------ Data supplied ------

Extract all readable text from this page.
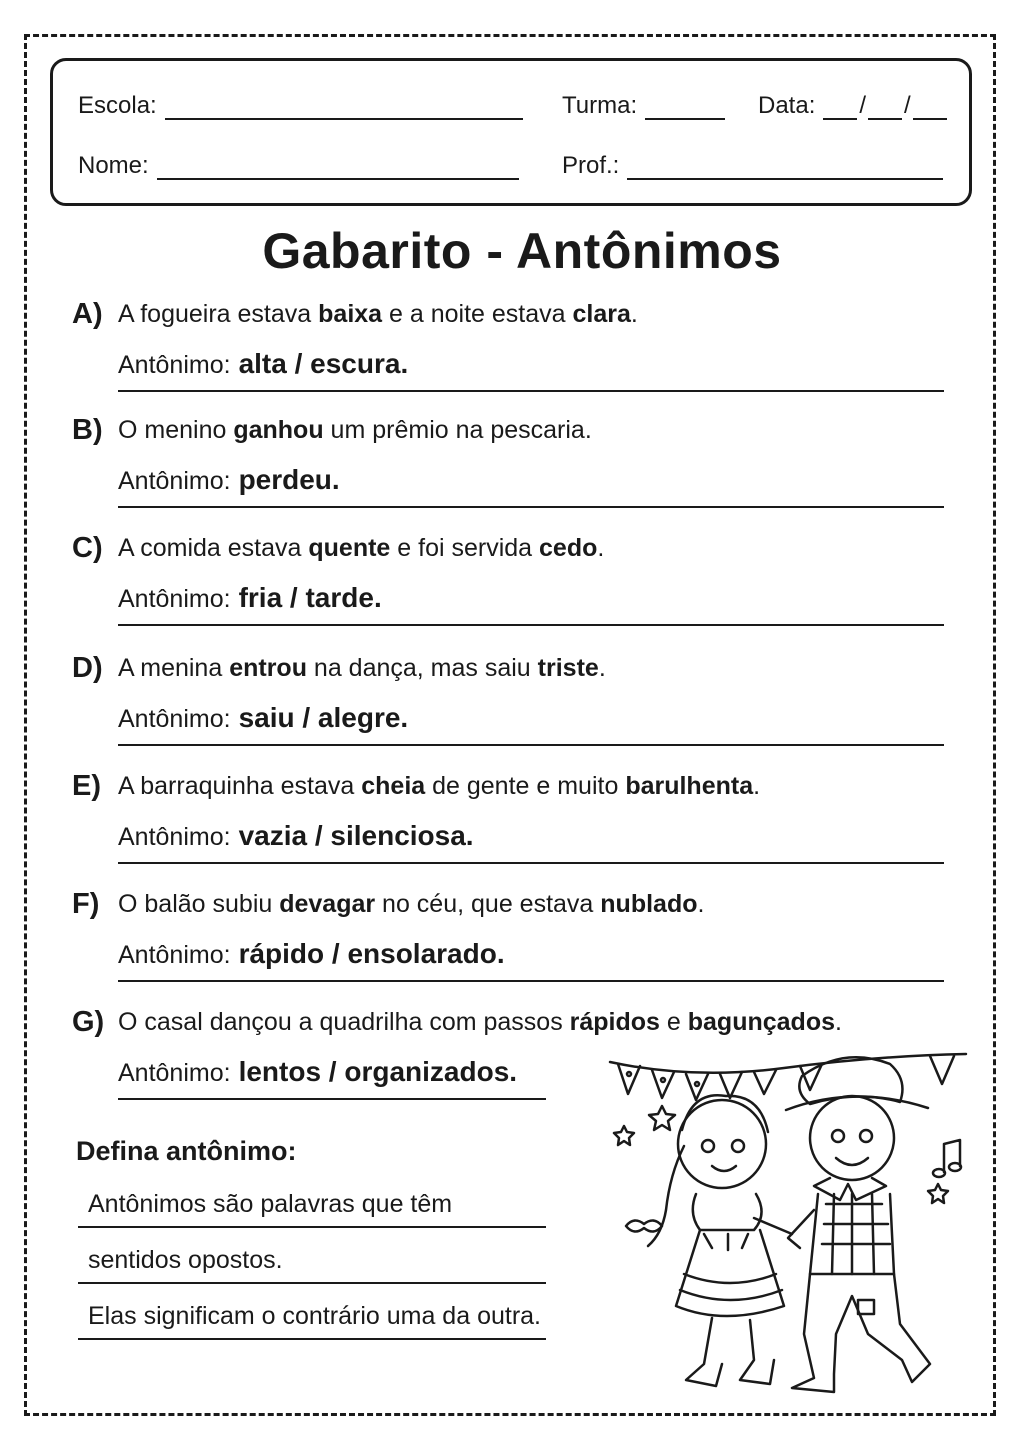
Escola:	Turma:	Data: / /
Nome:	Prof.:
Gabarito - Antônimos
A) A fogueira estava baixa e a noite estava clara.
Antônimo: alta / escura.
B) O menino ganhou um prêmio na pescaria.
Antônimo: perdeu.
C) A comida estava quente e foi servida cedo.
Antônimo: fria / tarde.
D) A menina entrou na dança, mas saiu triste.
Antônimo: saiu / alegre.
E) A barraquinha estava cheia de gente e muito barulhenta.
Antônimo: vazia / silenciosa.
F) O balão subiu devagar no céu, que estava nublado.
Antônimo: rápido / ensolarado.
G) O casal dançou a quadrilha com passos rápidos e bagunçados.
Antônimo: lentos / organizados.
Defina antônimo:
Antônimos são palavras que têm
sentidos opostos.
Elas significam o contrário uma da outra.
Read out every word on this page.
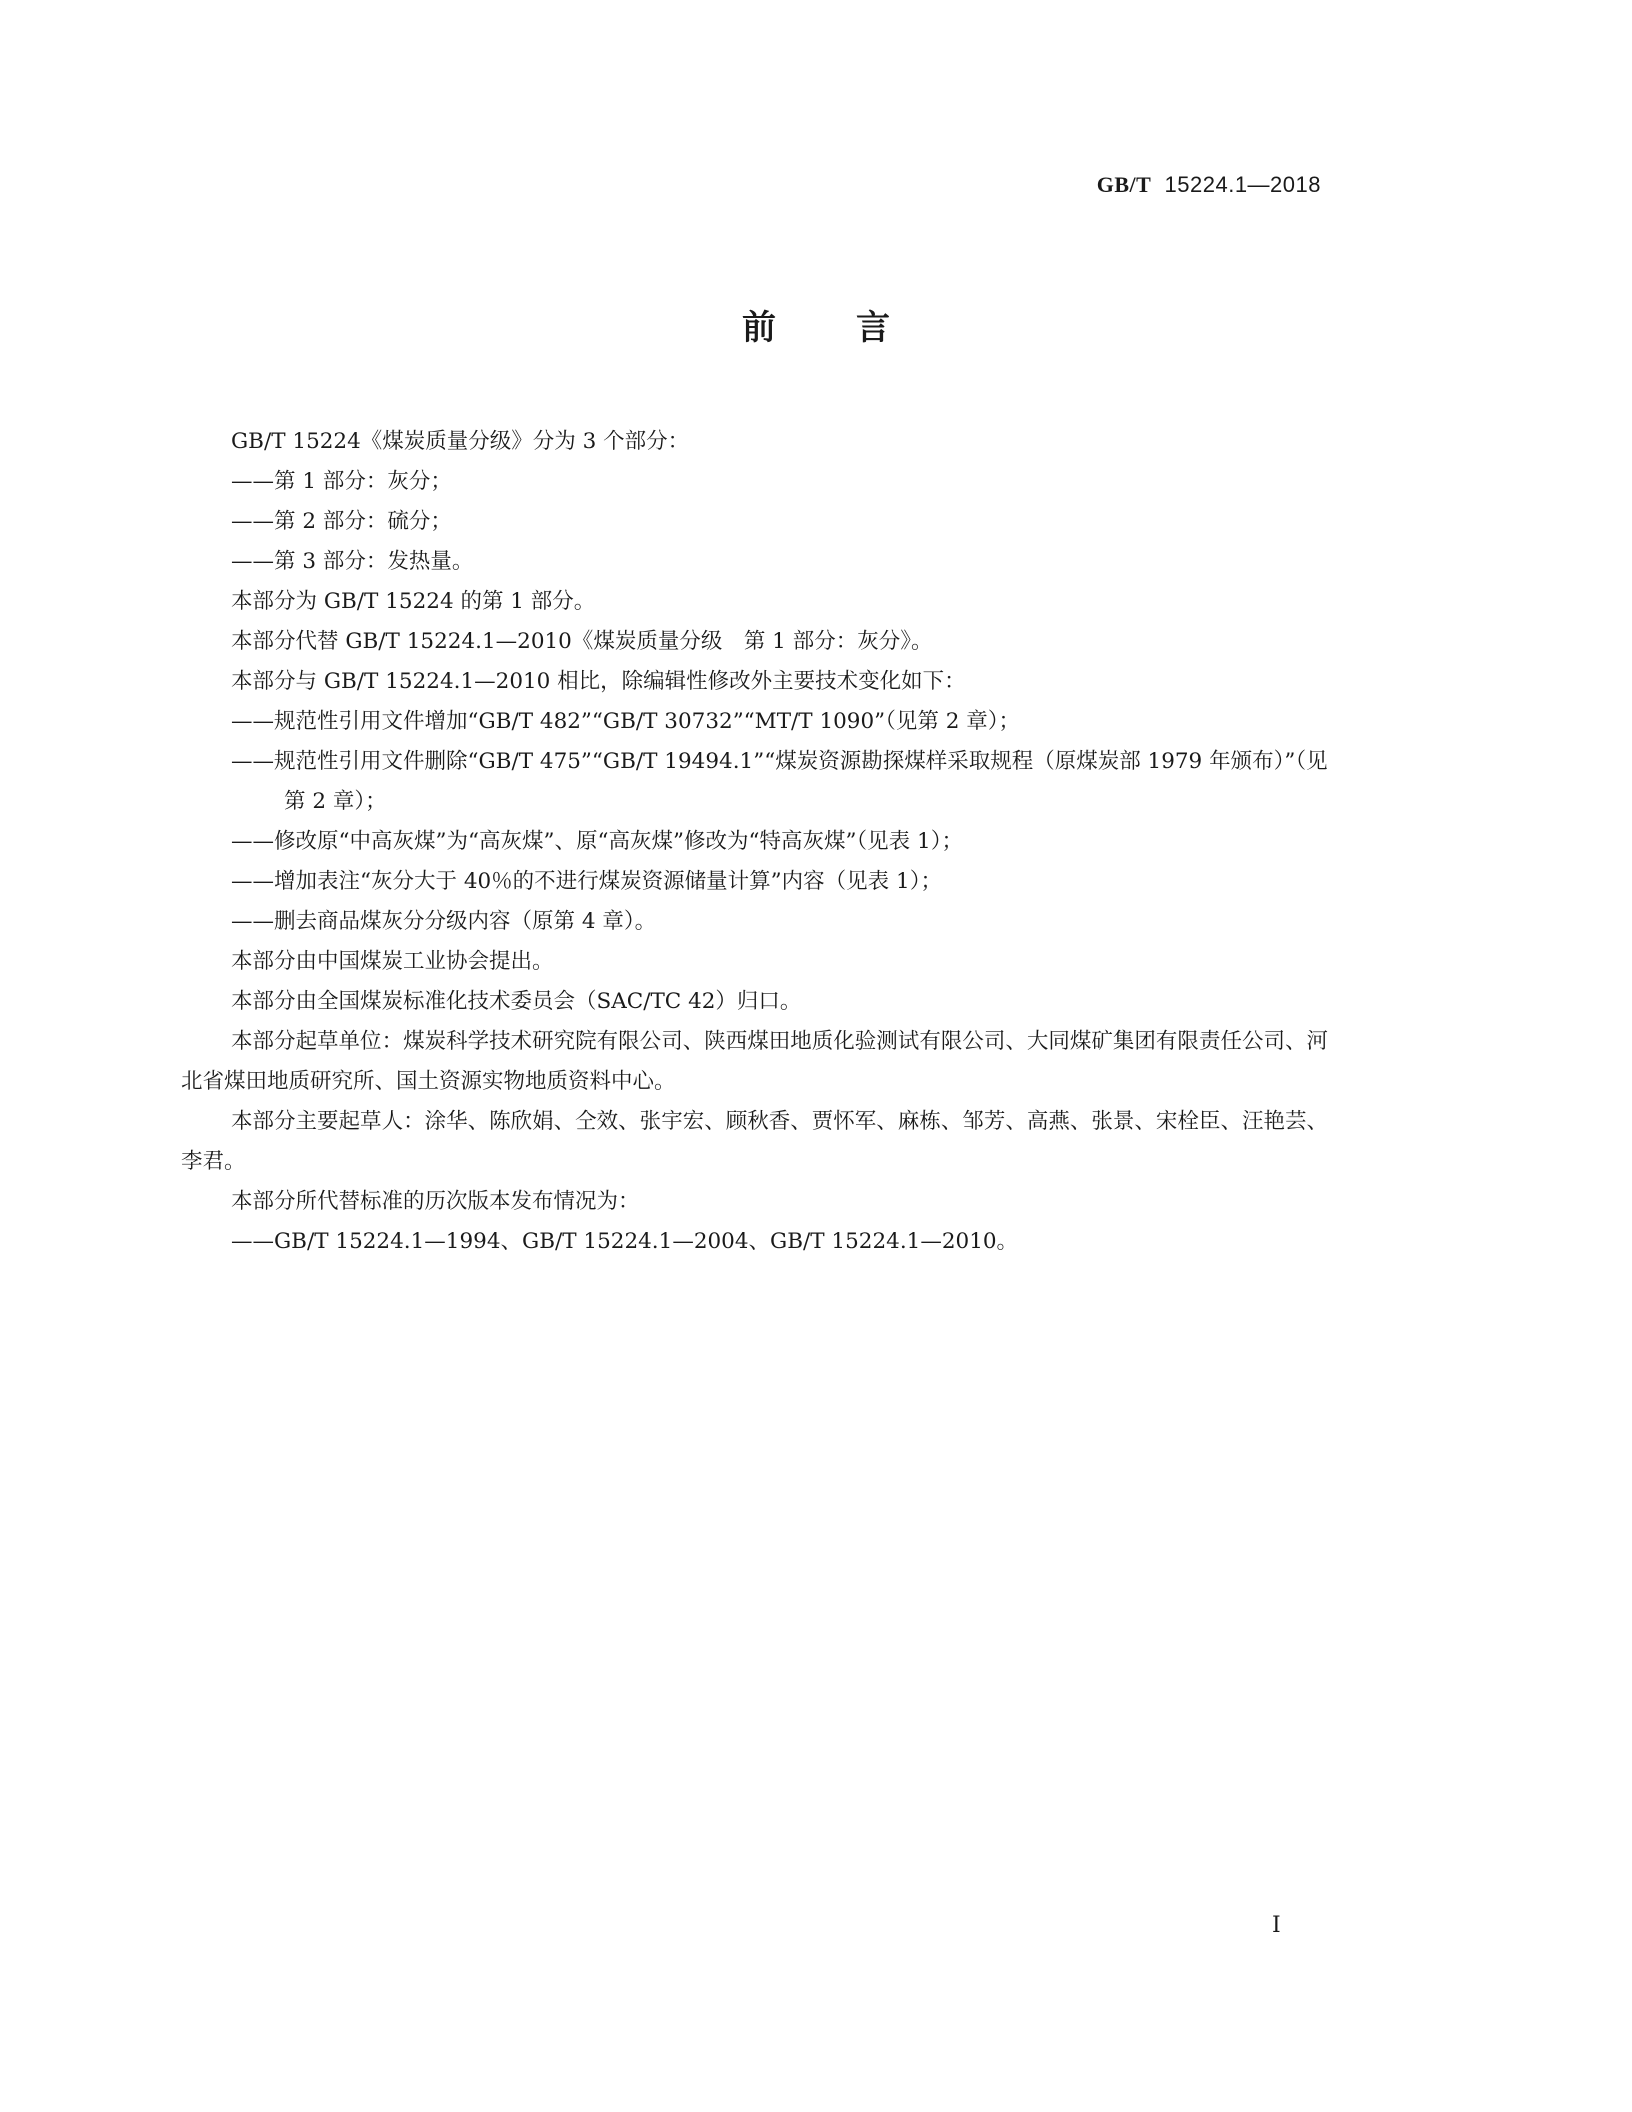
GB/T 15224.1—2018
前言

GB/T 15224《煤炭质量分级》分为 3 个部分：

——第 1 部分：灰分；

——第 2 部分：硫分；

——第 3 部分：发热量。

本部分为 GB/T 15224 的第 1 部分。

本部分代替 GB/T 15224.1—2010《煤炭质量分级　第 1 部分：灰分》。

本部分与 GB/T 15224.1—2010 相比，除编辑性修改外主要技术变化如下：

——规范性引用文件增加“GB/T 482”“GB/T 30732”“MT/T 1090”（见第 2 章）；

——规范性引用文件删除“GB/T 475”“GB/T 19494.1”“煤炭资源勘探煤样采取规程（原煤炭部 1979 年颁布）”（见第 2 章）；

——修改原“中高灰煤”为“高灰煤”、原“高灰煤”修改为“特高灰煤”（见表 1）；

——增加表注“灰分大于 40％的不进行煤炭资源储量计算”内容（见表 1）；

——删去商品煤灰分分级内容（原第 4 章）。

本部分由中国煤炭工业协会提出。

本部分由全国煤炭标准化技术委员会（SAC/TC 42）归口。

本部分起草单位：煤炭科学技术研究院有限公司、陕西煤田地质化验测试有限公司、大同煤矿集团有限责任公司、河北省煤田地质研究所、国土资源实物地质资料中心。

本部分主要起草人：涂华、陈欣娟、仝效、张宇宏、顾秋香、贾怀军、麻栋、邹芳、高燕、张景、宋栓臣、汪艳芸、李君。

本部分所代替标准的历次版本发布情况为：

——GB/T 15224.1—1994、GB/T 15224.1—2004、GB/T 15224.1—2010。

I
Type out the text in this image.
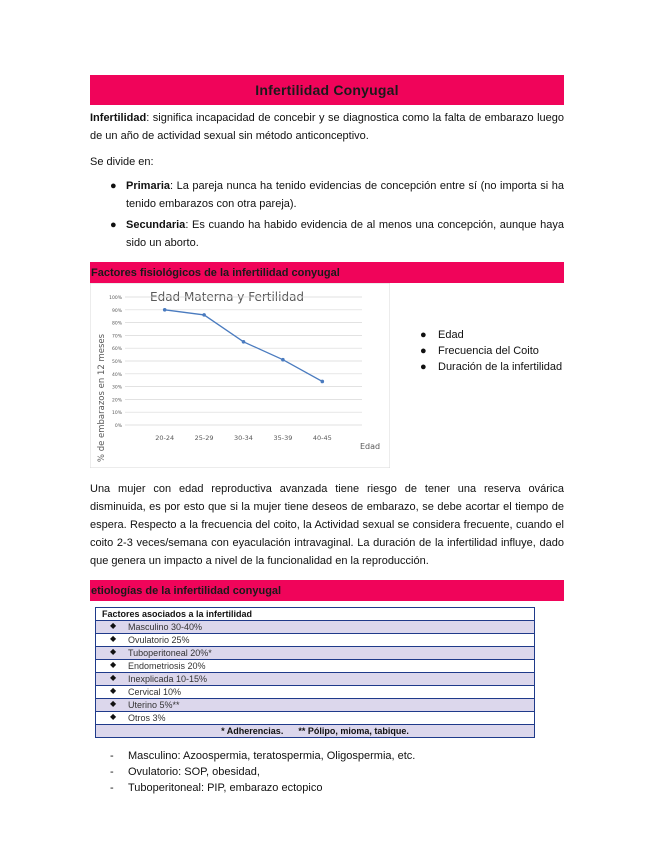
Infertilidad Conyugal

Infertilidad: significa incapacidad de concebir y se diagnostica como la falta de embarazo luego de un año de actividad sexual sin método anticonceptivo.

Se divide en:

● Primaria: La pareja nunca ha tenido evidencias de concepción entre sí (no importa si ha tenido embarazos con otra pareja).
● Secundaria: Es cuando ha habido evidencia de al menos una concepción, aunque haya sido un aborto.
Factores fisiológicos de la infertilidad conyugal
Edad Materna y Fertilidad
Edad
% de embarazos en 12 meses 0%
10%
20%
30%
40%
50%
60%
70%
80%
90%
100%
20-24	25-29	30-34	35-39	40-45
● Edad
● Frecuencia del Coito
● Duración de la infertilidad

Una mujer con edad reproductiva avanzada tiene riesgo de tener una reserva ovárica disminuida, es por esto que si la mujer tiene deseos de embarazo, se debe acortar el tiempo de espera. Respecto a la frecuencia del coito, la Actividad sexual se considera frecuente, cuando el coito 2-3 veces/semana con eyaculación intravaginal. La duración de la infertilidad influye, dado que genera un impacto a nivel de la funcionalidad en la reproducción.

etiologías de la infertilidad conyugal
Factores asociados a la infertilidad

◆ Masculino 30-40%

◆ Ovulatorio 25%

◆ Tuboperitoneal 20%*

◆ Endometriosis 20%

◆ Inexplicada 10-15%

◆ Cervical 10%

◆ Uterino 5%**

◆ Otros 3%
* Adherencias. ** Pólipo, mioma, tabique.
- Masculino: Azoospermia, teratospermia, Oligospermia, etc.
- Ovulatorio: SOP, obesidad,
- Tuboperitoneal: PIP, embarazo ectopico
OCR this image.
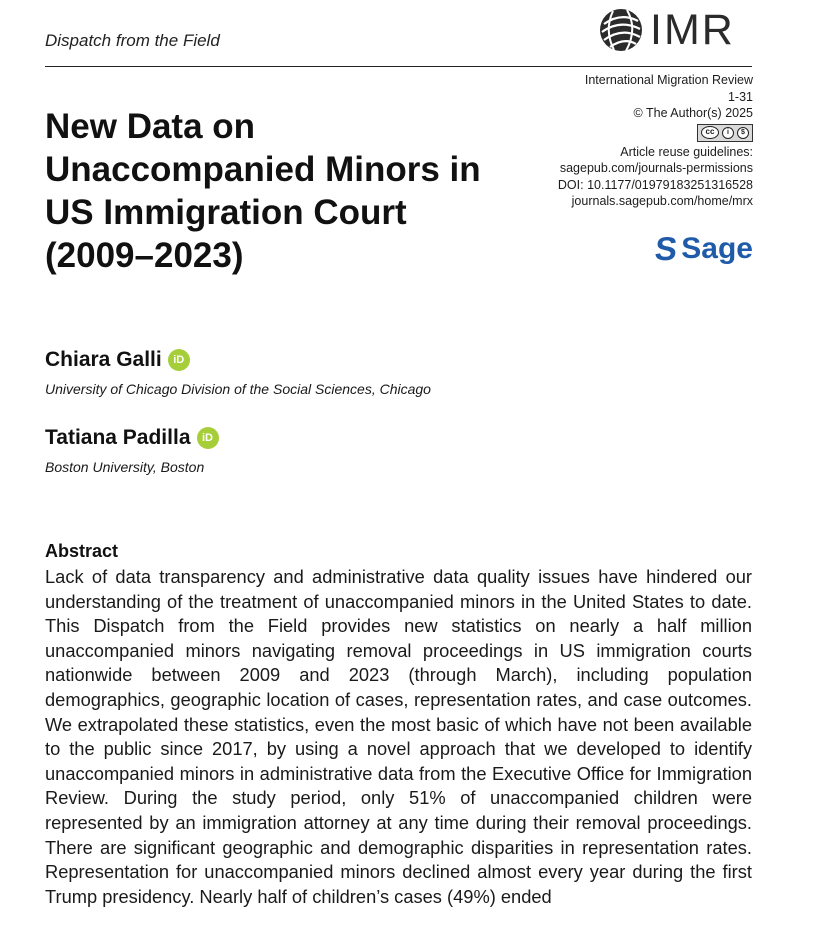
Dispatch from the Field	IMR
International Migration Review
1-31
© The Author(s) 2025
cc	i	$
Article reuse guidelines:
sagepub.com/journals-permissions
DOI: 10.1177/01979183251316528
journals.sagepub.com/home/mrx
S Sage
New Data on Unaccompanied Minors in US Immigration Court (2009–2023)
Chiara Galli	iD
University of Chicago Division of the Social Sciences, Chicago
Tatiana Padilla	iD
Boston University, Boston
Abstract

Lack of data transparency and administrative data quality issues have hindered our understanding of the treatment of unaccompanied minors in the United States to date. This Dispatch from the Field provides new statistics on nearly a half million unaccompanied minors navigating removal proceedings in US immigration courts nationwide between 2009 and 2023 (through March), including population demographics, geographic location of cases, representation rates, and case outcomes. We extrapolated these statistics, even the most basic of which have not been available to the public since 2017, by using a novel approach that we developed to identify unaccompanied minors in administrative data from the Executive Office for Immigration Review. During the study period, only 51% of unaccompanied children were represented by an immigration attorney at any time during their removal proceedings. There are significant geographic and demographic disparities in representation rates. Representation for unaccompanied minors declined almost every year during the first Trump presidency. Nearly half of children’s cases (49%) ended
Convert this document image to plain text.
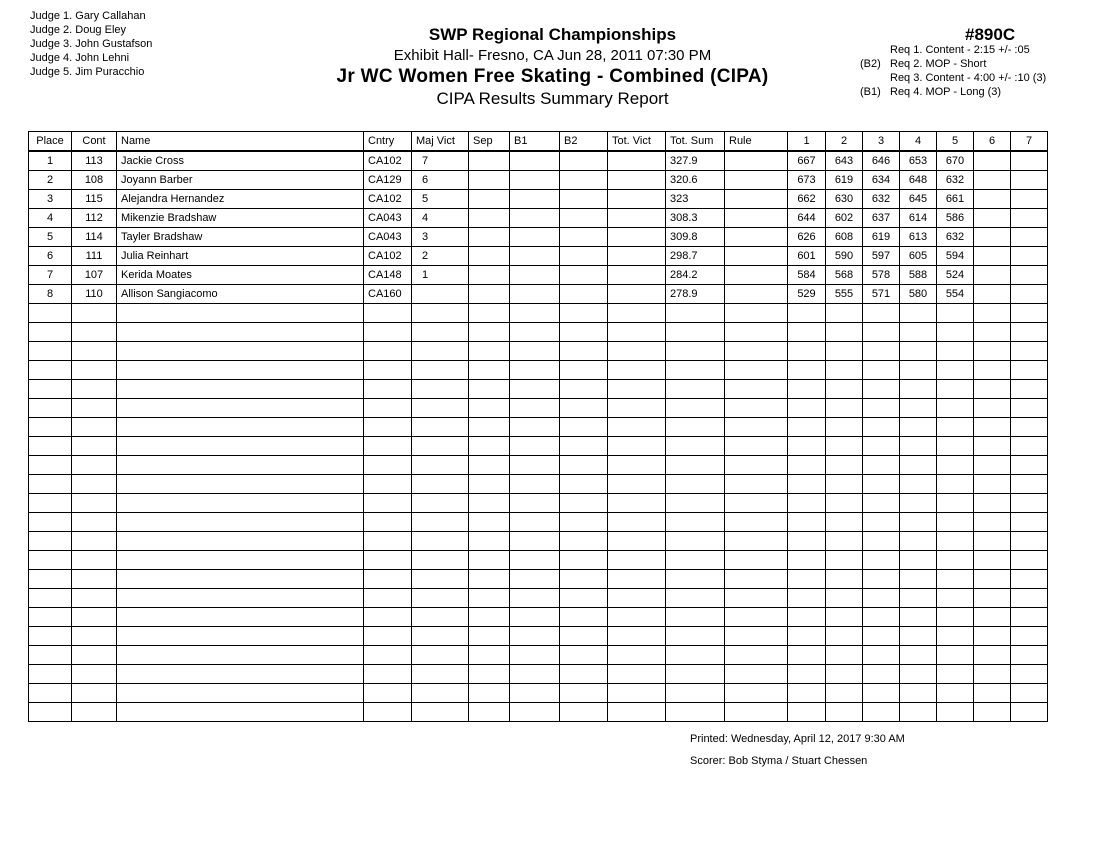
Judge 1. Gary Callahan
Judge 2. Doug Eley
Judge 3. John Gustafson
Judge 4. John Lehni
Judge 5. Jim Puracchio
SWP Regional Championships
Exhibit Hall- Fresno, CA Jun 28, 2011 07:30 PM
Jr WC Women Free Skating - Combined (CIPA)
CIPA Results Summary Report
#890C
Req 1. Content - 2:15 +/- :05
(B2) Req 2. MOP - Short
Req 3. Content - 4:00 +/- :10 (3)
(B1) Req 4. MOP - Long (3)
Place	Cont	Name	Cntry	Maj Vict	Sep	B1	B2	Tot. Vict	Tot. Sum	Rule	1	2	3	4	5	6	7
1	113	Jackie Cross	CA102	7					327.9		667	643	646	653	670		
2	108	Joyann Barber	CA129	6					320.6		673	619	634	648	632		
3	115	Alejandra Hernandez	CA102	5					323		662	630	632	645	661		
4	112	Mikenzie Bradshaw	CA043	4					308.3		644	602	637	614	586		
5	114	Tayler Bradshaw	CA043	3					309.8		626	608	619	613	632		
6	111	Julia Reinhart	CA102	2					298.7		601	590	597	605	594		
7	107	Kerida Moates	CA148	1					284.2		584	568	578	588	524		
8	110	Allison Sangiacomo	CA160						278.9		529	555	571	580	554		

Printed: Wednesday, April 12, 2017 9:30 AM
Scorer: Bob Styma / Stuart Chessen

------

> Problem requirements
List all lines from the entries that include the word "Bradshaw".

> Task output
4	112	Mikenzie Bradshaw	CA043	4					308.3		644	602	637	614	586		
5	114	Tayler Bradshaw	CA043	3					309.8		626	608	619	613	632		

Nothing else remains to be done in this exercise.